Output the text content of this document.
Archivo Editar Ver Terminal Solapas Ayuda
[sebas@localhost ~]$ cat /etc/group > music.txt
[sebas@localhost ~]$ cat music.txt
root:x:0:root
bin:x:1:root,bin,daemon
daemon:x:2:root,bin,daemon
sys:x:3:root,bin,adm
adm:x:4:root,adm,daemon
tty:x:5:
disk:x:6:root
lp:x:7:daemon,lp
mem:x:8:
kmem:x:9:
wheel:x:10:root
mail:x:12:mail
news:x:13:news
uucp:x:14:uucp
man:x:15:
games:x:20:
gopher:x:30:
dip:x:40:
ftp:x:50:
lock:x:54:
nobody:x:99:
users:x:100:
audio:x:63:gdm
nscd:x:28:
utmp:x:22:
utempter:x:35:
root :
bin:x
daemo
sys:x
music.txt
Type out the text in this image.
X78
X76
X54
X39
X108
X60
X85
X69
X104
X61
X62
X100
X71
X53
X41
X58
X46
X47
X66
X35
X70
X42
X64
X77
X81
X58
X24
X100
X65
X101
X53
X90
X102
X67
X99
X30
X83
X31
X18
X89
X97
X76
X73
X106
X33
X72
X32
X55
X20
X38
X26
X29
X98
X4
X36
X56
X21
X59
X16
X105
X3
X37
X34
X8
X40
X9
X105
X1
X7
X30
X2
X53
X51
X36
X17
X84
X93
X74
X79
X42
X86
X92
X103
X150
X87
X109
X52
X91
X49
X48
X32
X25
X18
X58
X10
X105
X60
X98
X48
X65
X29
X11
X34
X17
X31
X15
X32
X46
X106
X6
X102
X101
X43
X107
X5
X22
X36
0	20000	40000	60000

• • •

GOAL OF THE EXERCISE: Every line from the one containing "Type out the text in this image." through the last line must be copied exactly; leave out the rest.

FULL SOLUTION:
Type out the text in this image.
X78
X76
X54
X39
X108
X60
X85
X69
X104
X61
X62
X100
X71
X53
X41
X58
X46
X47
X66
X35
X70
X42
X64
X77
X81
X58
X24
X100
X65
X101
X53
X90
X102
X67
X99
X30
X83
X31
X18
X89
X97
X76
X73
X106
X33
X72
X32
X55
X20
X38
X26
X29
X98
X4
X36
X56
X21
X59
X16
X105
X3
X37
X34
X8
X40
X9
X105
X1
X7
X30
X2
X53
X51
X36
X17
X84
X93
X74
X79
X42
X86
X92
X103
X150
X87
X109
X52
X91
X49
X48
X32
X25
X18
X58
X10
X105
X60
X98
X48
X65
X29
X11
X34
X17
X31
X15
X32
X46
X106
X6
X102
X101
X43
X107
X5
X22
X36
0	20000	40000	60000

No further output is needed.